▶ DATA EXTRACT:
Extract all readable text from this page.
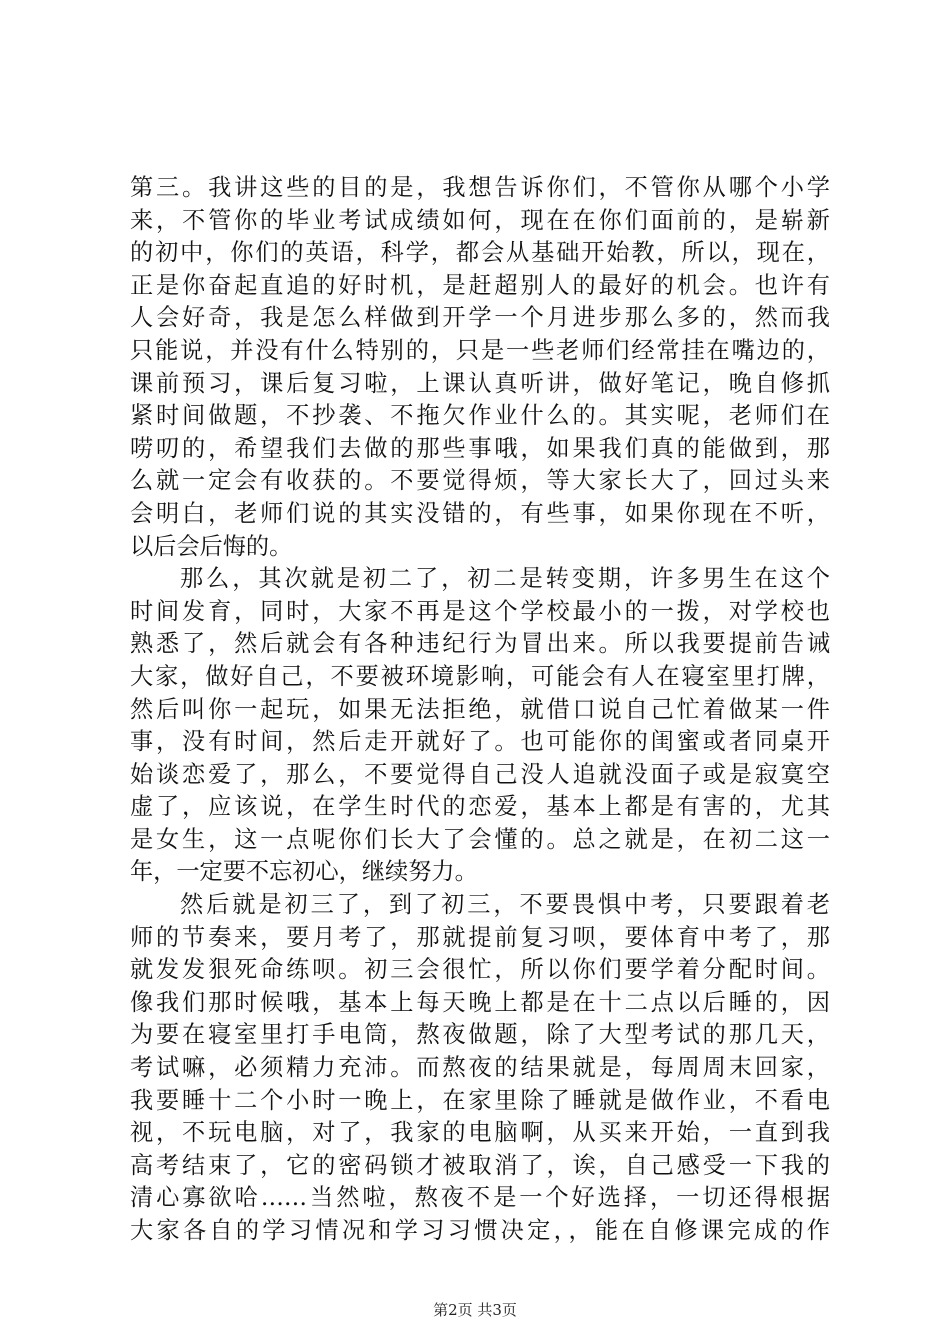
第三。我讲这些的目的是，我想告诉你们，不管你从哪个小学
来，不管你的毕业考试成绩如何，现在在你们面前的，是崭新
的初中，你们的英语，科学，都会从基础开始教，所以，现在，
正是你奋起直追的好时机，是赶超别人的最好的机会。也许有
人会好奇，我是怎么样做到开学一个月进步那么多的，然而我
只能说，并没有什么特别的，只是一些老师们经常挂在嘴边的，
课前预习，课后复习啦，上课认真听讲，做好笔记，晚自修抓
紧时间做题，不抄袭、不拖欠作业什么的。其实呢，老师们在
唠叨的，希望我们去做的那些事哦，如果我们真的能做到，那
么就一定会有收获的。不要觉得烦，等大家长大了，回过头来
会明白，老师们说的其实没错的，有些事，如果你现在不听，
以后会后悔的。
那么，其次就是初二了，初二是转变期，许多男生在这个
时间发育，同时，大家不再是这个学校最小的一拨，对学校也
熟悉了，然后就会有各种违纪行为冒出来。所以我要提前告诫
大家，做好自己，不要被环境影响，可能会有人在寝室里打牌，
然后叫你一起玩，如果无法拒绝，就借口说自己忙着做某一件
事，没有时间，然后走开就好了。也可能你的闺蜜或者同桌开
始谈恋爱了，那么，不要觉得自己没人追就没面子或是寂寞空
虚了，应该说，在学生时代的恋爱，基本上都是有害的，尤其
是女生，这一点呢你们长大了会懂的。总之就是，在初二这一
年，一定要不忘初心，继续努力。
然后就是初三了，到了初三，不要畏惧中考，只要跟着老
师的节奏来，要月考了，那就提前复习呗，要体育中考了，那
就发发狠死命练呗。初三会很忙，所以你们要学着分配时间。
像我们那时候哦，基本上每天晚上都是在十二点以后睡的，因
为要在寝室里打手电筒，熬夜做题，除了大型考试的那几天，
考试嘛，必须精力充沛。而熬夜的结果就是，每周周末回家，
我要睡十二个小时一晚上，在家里除了睡就是做作业，不看电
视，不玩电脑，对了，我家的电脑啊，从买来开始，一直到我
高考结束了，它的密码锁才被取消了，诶，自己感受一下我的
清心寡欲哈……当然啦，熬夜不是一个好选择，一切还得根据
大家各自的学习情况和学习习惯决定，，能在自修课完成的作
第2页 共3页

▶ OBJECTIVE: Will you restate every entry word for word and omit the images?

▶ THE OUTPUT:
Extract all readable text from this page.
第三。我讲这些的目的是，我想告诉你们，不管你从哪个小学
来，不管你的毕业考试成绩如何，现在在你们面前的，是崭新
的初中，你们的英语，科学，都会从基础开始教，所以，现在，
正是你奋起直追的好时机，是赶超别人的最好的机会。也许有
人会好奇，我是怎么样做到开学一个月进步那么多的，然而我
只能说，并没有什么特别的，只是一些老师们经常挂在嘴边的，
课前预习，课后复习啦，上课认真听讲，做好笔记，晚自修抓
紧时间做题，不抄袭、不拖欠作业什么的。其实呢，老师们在
唠叨的，希望我们去做的那些事哦，如果我们真的能做到，那
么就一定会有收获的。不要觉得烦，等大家长大了，回过头来
会明白，老师们说的其实没错的，有些事，如果你现在不听，
以后会后悔的。
那么，其次就是初二了，初二是转变期，许多男生在这个
时间发育，同时，大家不再是这个学校最小的一拨，对学校也
熟悉了，然后就会有各种违纪行为冒出来。所以我要提前告诫
大家，做好自己，不要被环境影响，可能会有人在寝室里打牌，
然后叫你一起玩，如果无法拒绝，就借口说自己忙着做某一件
事，没有时间，然后走开就好了。也可能你的闺蜜或者同桌开
始谈恋爱了，那么，不要觉得自己没人追就没面子或是寂寞空
虚了，应该说，在学生时代的恋爱，基本上都是有害的，尤其
是女生，这一点呢你们长大了会懂的。总之就是，在初二这一
年，一定要不忘初心，继续努力。
然后就是初三了，到了初三，不要畏惧中考，只要跟着老
师的节奏来，要月考了，那就提前复习呗，要体育中考了，那
就发发狠死命练呗。初三会很忙，所以你们要学着分配时间。
像我们那时候哦，基本上每天晚上都是在十二点以后睡的，因
为要在寝室里打手电筒，熬夜做题，除了大型考试的那几天，
考试嘛，必须精力充沛。而熬夜的结果就是，每周周末回家，
我要睡十二个小时一晚上，在家里除了睡就是做作业，不看电
视，不玩电脑，对了，我家的电脑啊，从买来开始，一直到我
高考结束了，它的密码锁才被取消了，诶，自己感受一下我的
清心寡欲哈……当然啦，熬夜不是一个好选择，一切还得根据
大家各自的学习情况和学习习惯决定，，能在自修课完成的作
第2页 共3页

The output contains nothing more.